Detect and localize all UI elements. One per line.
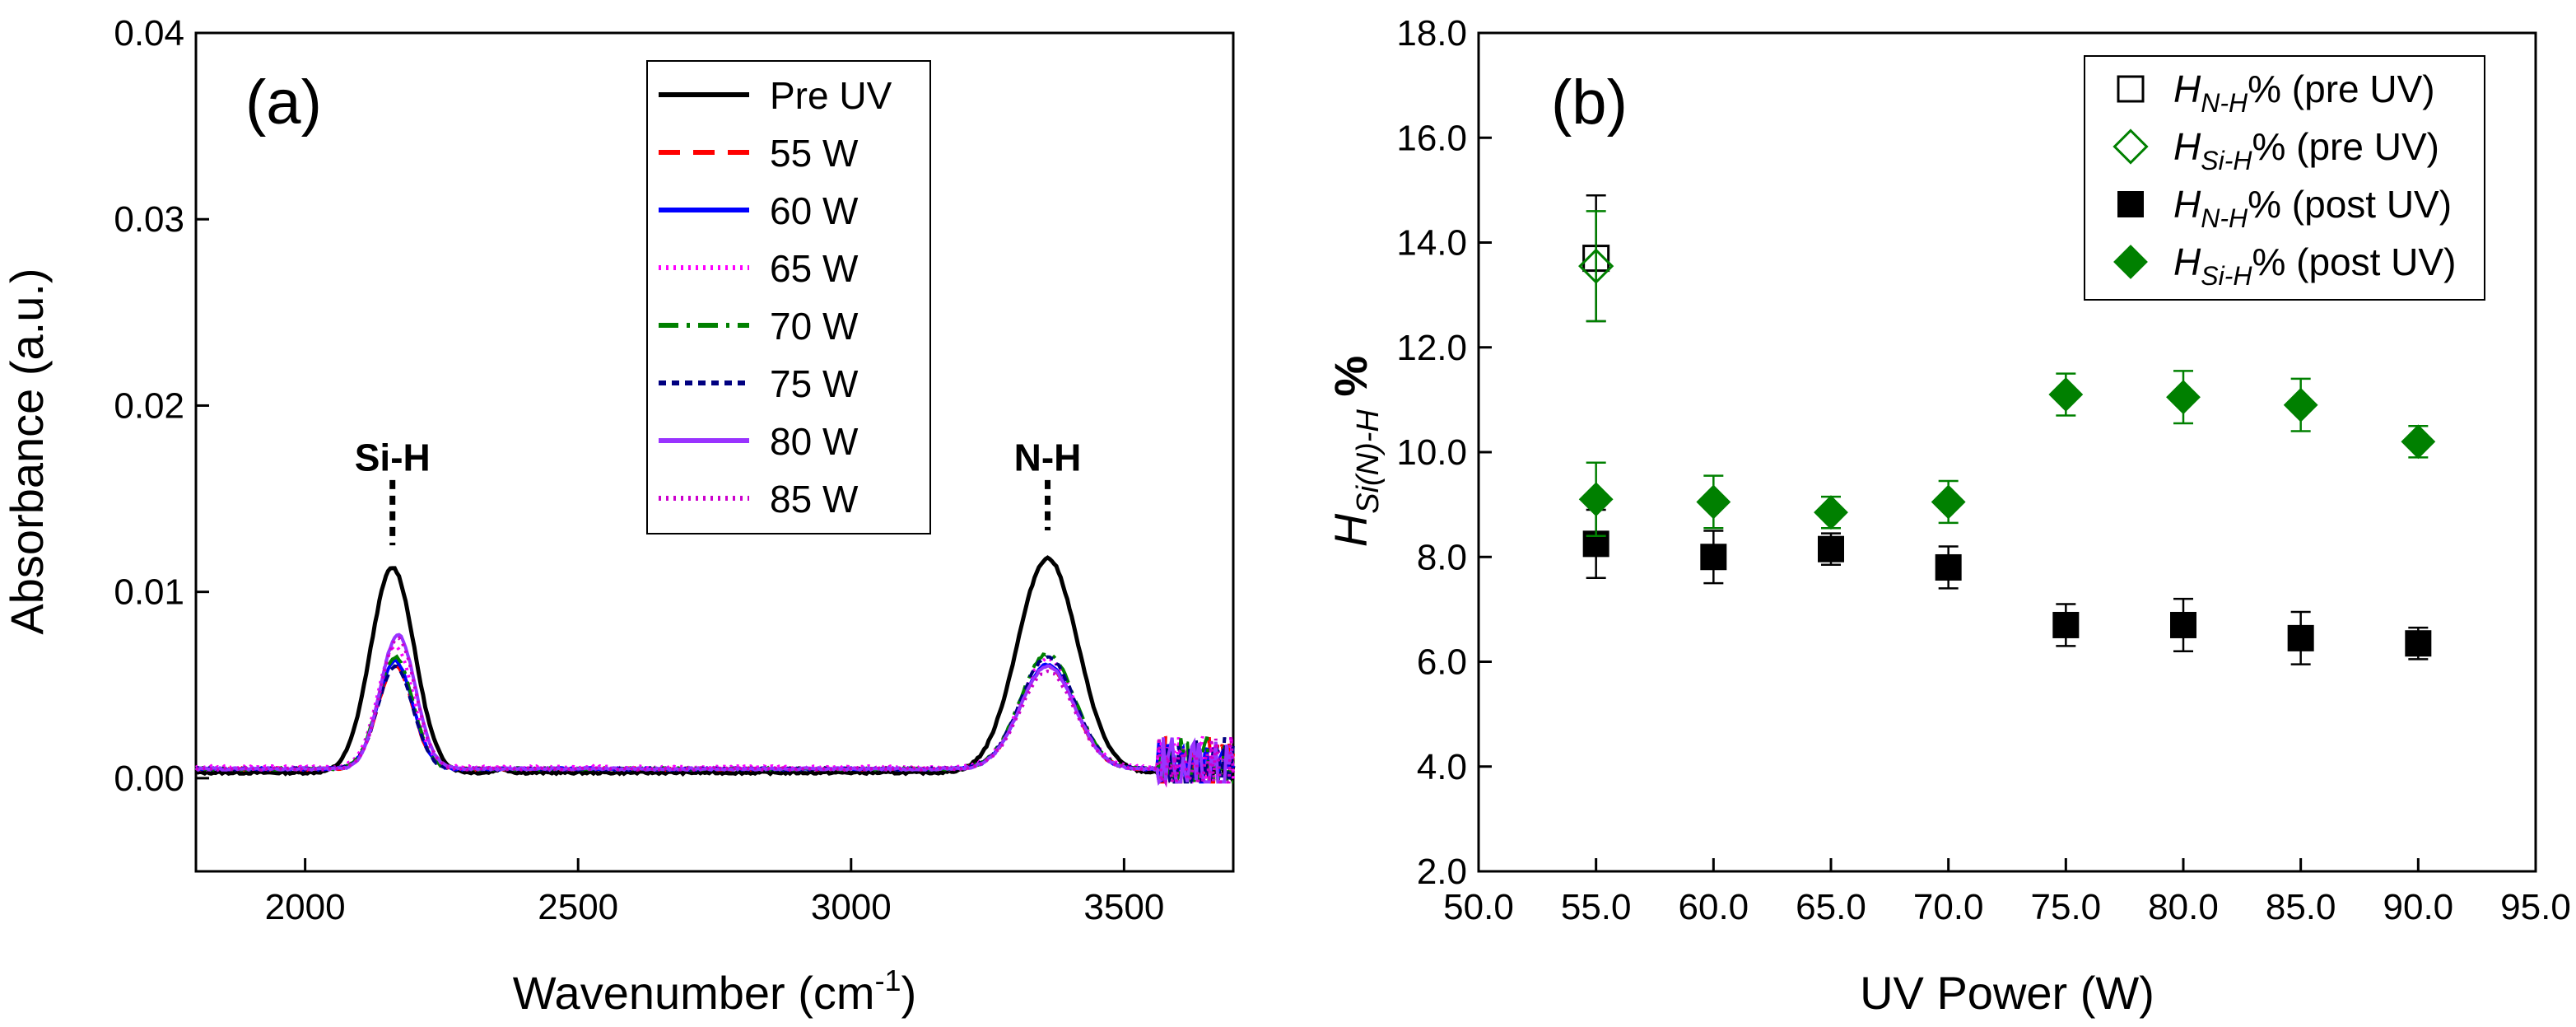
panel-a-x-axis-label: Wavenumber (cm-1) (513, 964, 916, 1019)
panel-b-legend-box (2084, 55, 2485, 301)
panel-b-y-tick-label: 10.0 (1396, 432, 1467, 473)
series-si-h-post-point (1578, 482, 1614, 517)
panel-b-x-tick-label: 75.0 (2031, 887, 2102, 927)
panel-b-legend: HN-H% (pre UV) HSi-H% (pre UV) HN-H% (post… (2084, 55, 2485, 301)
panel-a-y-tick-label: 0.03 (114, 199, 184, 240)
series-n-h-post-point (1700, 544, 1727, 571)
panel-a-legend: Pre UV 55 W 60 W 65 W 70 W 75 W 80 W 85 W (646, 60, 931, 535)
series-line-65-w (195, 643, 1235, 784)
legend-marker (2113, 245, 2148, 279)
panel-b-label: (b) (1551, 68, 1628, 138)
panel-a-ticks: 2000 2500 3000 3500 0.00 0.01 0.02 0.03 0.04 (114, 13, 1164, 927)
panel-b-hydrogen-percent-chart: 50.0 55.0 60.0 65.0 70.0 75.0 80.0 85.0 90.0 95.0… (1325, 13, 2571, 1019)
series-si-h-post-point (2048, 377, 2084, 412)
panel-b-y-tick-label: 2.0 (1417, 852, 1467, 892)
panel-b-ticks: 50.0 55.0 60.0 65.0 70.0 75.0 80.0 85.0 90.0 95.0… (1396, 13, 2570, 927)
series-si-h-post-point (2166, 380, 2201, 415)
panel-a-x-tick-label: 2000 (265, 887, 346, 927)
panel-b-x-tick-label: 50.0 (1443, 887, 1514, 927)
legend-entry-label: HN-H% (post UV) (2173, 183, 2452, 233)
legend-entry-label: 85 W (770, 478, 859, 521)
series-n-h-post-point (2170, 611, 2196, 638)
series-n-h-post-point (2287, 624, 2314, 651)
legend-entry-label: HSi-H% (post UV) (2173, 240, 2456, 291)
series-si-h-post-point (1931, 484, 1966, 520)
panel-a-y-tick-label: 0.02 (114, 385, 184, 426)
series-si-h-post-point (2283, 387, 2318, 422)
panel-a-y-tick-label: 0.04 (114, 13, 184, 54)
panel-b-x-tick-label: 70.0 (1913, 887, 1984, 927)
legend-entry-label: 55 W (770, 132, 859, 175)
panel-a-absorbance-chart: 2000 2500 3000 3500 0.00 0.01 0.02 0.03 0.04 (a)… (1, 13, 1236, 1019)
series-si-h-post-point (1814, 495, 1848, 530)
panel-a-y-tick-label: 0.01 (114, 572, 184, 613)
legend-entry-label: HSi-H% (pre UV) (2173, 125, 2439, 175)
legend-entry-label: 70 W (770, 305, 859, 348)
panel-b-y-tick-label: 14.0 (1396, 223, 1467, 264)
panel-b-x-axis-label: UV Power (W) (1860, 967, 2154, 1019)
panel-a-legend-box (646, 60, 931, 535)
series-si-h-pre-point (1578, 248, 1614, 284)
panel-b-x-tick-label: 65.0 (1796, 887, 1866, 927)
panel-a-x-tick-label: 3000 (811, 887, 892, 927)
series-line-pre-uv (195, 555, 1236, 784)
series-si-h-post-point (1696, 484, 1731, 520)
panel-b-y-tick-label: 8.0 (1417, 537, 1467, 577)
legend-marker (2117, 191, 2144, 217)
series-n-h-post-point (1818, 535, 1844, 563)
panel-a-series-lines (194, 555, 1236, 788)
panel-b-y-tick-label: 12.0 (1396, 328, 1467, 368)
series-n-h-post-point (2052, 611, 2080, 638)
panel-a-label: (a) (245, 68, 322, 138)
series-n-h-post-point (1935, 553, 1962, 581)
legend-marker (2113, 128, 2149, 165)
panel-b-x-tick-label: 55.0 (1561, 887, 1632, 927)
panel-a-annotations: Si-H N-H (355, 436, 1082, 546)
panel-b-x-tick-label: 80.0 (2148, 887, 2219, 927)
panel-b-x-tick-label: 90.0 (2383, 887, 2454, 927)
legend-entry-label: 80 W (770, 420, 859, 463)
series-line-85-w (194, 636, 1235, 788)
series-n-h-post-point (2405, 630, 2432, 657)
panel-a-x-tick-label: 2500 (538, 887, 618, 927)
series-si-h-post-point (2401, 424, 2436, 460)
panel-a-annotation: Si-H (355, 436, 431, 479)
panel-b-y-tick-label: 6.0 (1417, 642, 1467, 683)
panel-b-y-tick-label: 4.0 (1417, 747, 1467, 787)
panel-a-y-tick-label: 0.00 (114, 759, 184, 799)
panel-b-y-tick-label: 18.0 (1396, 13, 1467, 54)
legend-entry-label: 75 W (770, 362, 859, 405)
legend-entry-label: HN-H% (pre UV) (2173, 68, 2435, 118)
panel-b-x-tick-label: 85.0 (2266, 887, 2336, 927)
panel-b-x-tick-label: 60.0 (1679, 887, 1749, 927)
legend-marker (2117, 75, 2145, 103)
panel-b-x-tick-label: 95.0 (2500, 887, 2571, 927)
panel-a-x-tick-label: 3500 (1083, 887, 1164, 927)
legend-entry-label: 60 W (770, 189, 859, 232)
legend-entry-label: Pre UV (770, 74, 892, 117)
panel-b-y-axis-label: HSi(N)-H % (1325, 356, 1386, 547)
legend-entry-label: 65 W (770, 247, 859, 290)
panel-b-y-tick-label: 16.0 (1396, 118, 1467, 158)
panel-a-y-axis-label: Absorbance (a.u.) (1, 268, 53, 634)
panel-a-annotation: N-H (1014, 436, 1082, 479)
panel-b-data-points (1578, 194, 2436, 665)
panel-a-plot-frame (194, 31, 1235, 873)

= = =

OBJECTIVE - Can you reproduce every row above verbatim, leaving the pictures out?

RESPONSE TO THE EXERCISE -
Detect and localize all UI elements. One per line.
panel-a-x-axis-label: Wavenumber (cm-1) (513, 964, 916, 1019)
panel-b-legend-box (2084, 55, 2485, 301)
panel-b-y-tick-label: 10.0 (1396, 432, 1467, 473)
series-si-h-post-point (1578, 482, 1614, 517)
panel-b-x-tick-label: 75.0 (2031, 887, 2102, 927)
panel-b-legend: HN-H% (pre UV) HSi-H% (pre UV) HN-H% (post… (2084, 55, 2485, 301)
panel-a-y-tick-label: 0.03 (114, 199, 184, 240)
series-n-h-post-point (1700, 544, 1727, 571)
panel-a-legend: Pre UV 55 W 60 W 65 W 70 W 75 W 80 W 85 W (646, 60, 931, 535)
series-line-65-w (195, 643, 1235, 784)
legend-marker (2113, 245, 2148, 279)
panel-b-label: (b) (1551, 68, 1628, 138)
panel-a-ticks: 2000 2500 3000 3500 0.00 0.01 0.02 0.03 0.04 (114, 13, 1164, 927)
panel-b-hydrogen-percent-chart: 50.0 55.0 60.0 65.0 70.0 75.0 80.0 85.0 90.0 95.0… (1325, 13, 2571, 1019)
series-si-h-post-point (2048, 377, 2084, 412)
panel-b-y-tick-label: 2.0 (1417, 852, 1467, 892)
panel-b-ticks: 50.0 55.0 60.0 65.0 70.0 75.0 80.0 85.0 90.0 95.0… (1396, 13, 2570, 927)
series-si-h-post-point (2166, 380, 2201, 415)
panel-a-x-tick-label: 2000 (265, 887, 346, 927)
panel-b-x-tick-label: 50.0 (1443, 887, 1514, 927)
legend-entry-label: HN-H% (post UV) (2173, 183, 2452, 233)
legend-entry-label: 85 W (770, 478, 859, 521)
series-n-h-post-point (2170, 611, 2196, 638)
series-n-h-post-point (2287, 624, 2314, 651)
legend-entry-label: HSi-H% (post UV) (2173, 240, 2456, 291)
series-si-h-post-point (1931, 484, 1966, 520)
panel-a-y-tick-label: 0.02 (114, 385, 184, 426)
series-si-h-post-point (2283, 387, 2318, 422)
panel-a-y-tick-label: 0.04 (114, 13, 184, 54)
panel-b-x-tick-label: 70.0 (1913, 887, 1984, 927)
legend-entry-label: 55 W (770, 132, 859, 175)
panel-a-absorbance-chart: 2000 2500 3000 3500 0.00 0.01 0.02 0.03 0.04 (a)… (1, 13, 1236, 1019)
series-si-h-post-point (1814, 495, 1848, 530)
panel-a-y-tick-label: 0.01 (114, 572, 184, 613)
legend-entry-label: HSi-H% (pre UV) (2173, 125, 2439, 175)
legend-entry-label: 70 W (770, 305, 859, 348)
panel-b-y-tick-label: 14.0 (1396, 223, 1467, 264)
panel-b-x-axis-label: UV Power (W) (1860, 967, 2154, 1019)
panel-a-legend-box (646, 60, 931, 535)
series-si-h-pre-point (1578, 248, 1614, 284)
panel-b-x-tick-label: 65.0 (1796, 887, 1866, 927)
panel-a-x-tick-label: 3000 (811, 887, 892, 927)
series-line-pre-uv (195, 555, 1236, 784)
series-si-h-post-point (1696, 484, 1731, 520)
panel-b-y-tick-label: 8.0 (1417, 537, 1467, 577)
legend-marker (2117, 191, 2144, 217)
series-n-h-post-point (1818, 535, 1844, 563)
panel-a-series-lines (194, 555, 1236, 788)
panel-b-y-tick-label: 12.0 (1396, 328, 1467, 368)
series-n-h-post-point (2052, 611, 2080, 638)
panel-a-label: (a) (245, 68, 322, 138)
series-n-h-post-point (1935, 553, 1962, 581)
legend-marker (2113, 128, 2149, 165)
panel-b-x-tick-label: 55.0 (1561, 887, 1632, 927)
panel-a-annotations: Si-H N-H (355, 436, 1082, 546)
panel-b-x-tick-label: 80.0 (2148, 887, 2219, 927)
panel-b-x-tick-label: 90.0 (2383, 887, 2454, 927)
legend-entry-label: 80 W (770, 420, 859, 463)
series-line-85-w (194, 636, 1235, 788)
series-n-h-post-point (2405, 630, 2432, 657)
panel-a-x-tick-label: 2500 (538, 887, 618, 927)
series-si-h-post-point (2401, 424, 2436, 460)
panel-a-annotation: Si-H (355, 436, 431, 479)
panel-b-y-tick-label: 6.0 (1417, 642, 1467, 683)
panel-b-y-tick-label: 4.0 (1417, 747, 1467, 787)
panel-a-y-tick-label: 0.00 (114, 759, 184, 799)
panel-b-y-tick-label: 18.0 (1396, 13, 1467, 54)
legend-entry-label: 75 W (770, 362, 859, 405)
legend-entry-label: HN-H% (pre UV) (2173, 68, 2435, 118)
panel-b-x-tick-label: 85.0 (2266, 887, 2336, 927)
panel-b-x-tick-label: 60.0 (1679, 887, 1749, 927)
legend-marker (2117, 75, 2145, 103)
panel-b-x-tick-label: 95.0 (2500, 887, 2571, 927)
panel-a-x-tick-label: 3500 (1083, 887, 1164, 927)
legend-entry-label: 60 W (770, 189, 859, 232)
legend-entry-label: Pre UV (770, 74, 892, 117)
panel-b-y-axis-label: HSi(N)-H % (1325, 356, 1386, 547)
legend-entry-label: 65 W (770, 247, 859, 290)
panel-b-y-tick-label: 16.0 (1396, 118, 1467, 158)
panel-a-y-axis-label: Absorbance (a.u.) (1, 268, 53, 634)
panel-a-annotation: N-H (1014, 436, 1082, 479)
panel-b-data-points (1578, 194, 2436, 665)
panel-a-plot-frame (194, 31, 1235, 873)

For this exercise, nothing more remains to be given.